Set exercise
Restate every line of the material, word for word.

Dataset extract
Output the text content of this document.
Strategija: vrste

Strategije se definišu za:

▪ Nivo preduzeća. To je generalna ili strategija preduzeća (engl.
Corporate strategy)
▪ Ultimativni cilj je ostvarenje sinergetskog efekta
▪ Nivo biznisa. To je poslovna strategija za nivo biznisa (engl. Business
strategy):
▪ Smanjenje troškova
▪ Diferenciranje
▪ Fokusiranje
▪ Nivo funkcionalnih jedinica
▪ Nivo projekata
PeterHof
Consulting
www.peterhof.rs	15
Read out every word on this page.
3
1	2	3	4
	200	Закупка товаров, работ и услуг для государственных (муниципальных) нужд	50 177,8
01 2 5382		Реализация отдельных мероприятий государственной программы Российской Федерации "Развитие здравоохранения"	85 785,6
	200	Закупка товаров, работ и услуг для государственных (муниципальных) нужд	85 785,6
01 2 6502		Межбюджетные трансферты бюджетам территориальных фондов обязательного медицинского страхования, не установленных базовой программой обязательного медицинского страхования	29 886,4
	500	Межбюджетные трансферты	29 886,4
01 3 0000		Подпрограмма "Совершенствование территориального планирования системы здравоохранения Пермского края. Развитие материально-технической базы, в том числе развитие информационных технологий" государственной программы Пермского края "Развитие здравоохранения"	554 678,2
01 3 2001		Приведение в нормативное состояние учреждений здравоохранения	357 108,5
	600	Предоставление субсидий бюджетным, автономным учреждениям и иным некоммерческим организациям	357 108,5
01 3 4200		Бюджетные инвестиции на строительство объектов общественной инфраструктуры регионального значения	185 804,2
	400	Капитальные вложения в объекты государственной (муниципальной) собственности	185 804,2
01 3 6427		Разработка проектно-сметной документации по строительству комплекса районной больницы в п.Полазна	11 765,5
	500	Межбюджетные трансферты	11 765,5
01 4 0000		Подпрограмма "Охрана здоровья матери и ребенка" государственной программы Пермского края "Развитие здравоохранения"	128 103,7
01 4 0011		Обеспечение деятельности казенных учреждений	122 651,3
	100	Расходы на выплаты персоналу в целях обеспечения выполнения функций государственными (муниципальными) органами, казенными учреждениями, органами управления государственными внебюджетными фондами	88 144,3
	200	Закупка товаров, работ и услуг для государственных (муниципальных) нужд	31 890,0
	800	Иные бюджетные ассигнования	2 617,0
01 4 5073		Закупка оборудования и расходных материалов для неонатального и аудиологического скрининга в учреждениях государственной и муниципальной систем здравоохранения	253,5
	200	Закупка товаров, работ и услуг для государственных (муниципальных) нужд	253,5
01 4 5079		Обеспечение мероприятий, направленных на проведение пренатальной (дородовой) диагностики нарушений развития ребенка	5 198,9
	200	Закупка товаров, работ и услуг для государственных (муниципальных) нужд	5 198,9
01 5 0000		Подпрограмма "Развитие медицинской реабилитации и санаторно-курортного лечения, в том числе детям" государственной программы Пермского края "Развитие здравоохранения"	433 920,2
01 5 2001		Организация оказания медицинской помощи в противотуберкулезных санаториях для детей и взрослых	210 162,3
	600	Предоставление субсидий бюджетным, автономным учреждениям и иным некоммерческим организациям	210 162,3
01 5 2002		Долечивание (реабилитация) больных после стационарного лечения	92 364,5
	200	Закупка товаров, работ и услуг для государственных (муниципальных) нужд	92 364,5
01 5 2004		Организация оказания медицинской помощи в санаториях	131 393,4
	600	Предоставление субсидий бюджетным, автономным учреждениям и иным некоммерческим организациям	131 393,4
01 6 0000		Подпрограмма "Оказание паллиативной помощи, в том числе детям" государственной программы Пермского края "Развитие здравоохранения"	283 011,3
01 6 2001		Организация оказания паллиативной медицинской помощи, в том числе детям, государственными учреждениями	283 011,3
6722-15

Written solution
Output the text content of this document.
Strategija: vrste

Strategije se definišu za:

▪ Nivo preduzeća. To je generalna ili strategija preduzeća (engl.
Corporate strategy)
▪ Ultimativni cilj je ostvarenje sinergetskog efekta
▪ Nivo biznisa. To je poslovna strategija za nivo biznisa (engl. Business
strategy):
▪ Smanjenje troškova
▪ Diferenciranje
▪ Fokusiranje
▪ Nivo funkcionalnih jedinica
▪ Nivo projekata
PeterHof
Consulting
www.peterhof.rs	15
Read out every word on this page.
3
1	2	3	4
	200	Закупка товаров, работ и услуг для государственных (муниципальных) нужд	50 177,8
01 2 5382		Реализация отдельных мероприятий государственной программы Российской Федерации "Развитие здравоохранения"	85 785,6
	200	Закупка товаров, работ и услуг для государственных (муниципальных) нужд	85 785,6
01 2 6502		Межбюджетные трансферты бюджетам территориальных фондов обязательного медицинского страхования, не установленных базовой программой обязательного медицинского страхования	29 886,4
	500	Межбюджетные трансферты	29 886,4
01 3 0000		Подпрограмма "Совершенствование территориального планирования системы здравоохранения Пермского края. Развитие материально-технической базы, в том числе развитие информационных технологий" государственной программы Пермского края "Развитие здравоохранения"	554 678,2
01 3 2001		Приведение в нормативное состояние учреждений здравоохранения	357 108,5
	600	Предоставление субсидий бюджетным, автономным учреждениям и иным некоммерческим организациям	357 108,5
01 3 4200		Бюджетные инвестиции на строительство объектов общественной инфраструктуры регионального значения	185 804,2
	400	Капитальные вложения в объекты государственной (муниципальной) собственности	185 804,2
01 3 6427		Разработка проектно-сметной документации по строительству комплекса районной больницы в п.Полазна	11 765,5
	500	Межбюджетные трансферты	11 765,5
01 4 0000		Подпрограмма "Охрана здоровья матери и ребенка" государственной программы Пермского края "Развитие здравоохранения"	128 103,7
01 4 0011		Обеспечение деятельности казенных учреждений	122 651,3
	100	Расходы на выплаты персоналу в целях обеспечения выполнения функций государственными (муниципальными) органами, казенными учреждениями, органами управления государственными внебюджетными фондами	88 144,3
	200	Закупка товаров, работ и услуг для государственных (муниципальных) нужд	31 890,0
	800	Иные бюджетные ассигнования	2 617,0
01 4 5073		Закупка оборудования и расходных материалов для неонатального и аудиологического скрининга в учреждениях государственной и муниципальной систем здравоохранения	253,5
	200	Закупка товаров, работ и услуг для государственных (муниципальных) нужд	253,5
01 4 5079		Обеспечение мероприятий, направленных на проведение пренатальной (дородовой) диагностики нарушений развития ребенка	5 198,9
	200	Закупка товаров, работ и услуг для государственных (муниципальных) нужд	5 198,9
01 5 0000		Подпрограмма "Развитие медицинской реабилитации и санаторно-курортного лечения, в том числе детям" государственной программы Пермского края "Развитие здравоохранения"	433 920,2
01 5 2001		Организация оказания медицинской помощи в противотуберкулезных санаториях для детей и взрослых	210 162,3
	600	Предоставление субсидий бюджетным, автономным учреждениям и иным некоммерческим организациям	210 162,3
01 5 2002		Долечивание (реабилитация) больных после стационарного лечения	92 364,5
	200	Закупка товаров, работ и услуг для государственных (муниципальных) нужд	92 364,5
01 5 2004		Организация оказания медицинской помощи в санаториях	131 393,4
	600	Предоставление субсидий бюджетным, автономным учреждениям и иным некоммерческим организациям	131 393,4
01 6 0000		Подпрограмма "Оказание паллиативной помощи, в том числе детям" государственной программы Пермского края "Развитие здравоохранения"	283 011,3
01 6 2001		Организация оказания паллиативной медицинской помощи, в том числе детям, государственными учреждениями	283 011,3
6722-15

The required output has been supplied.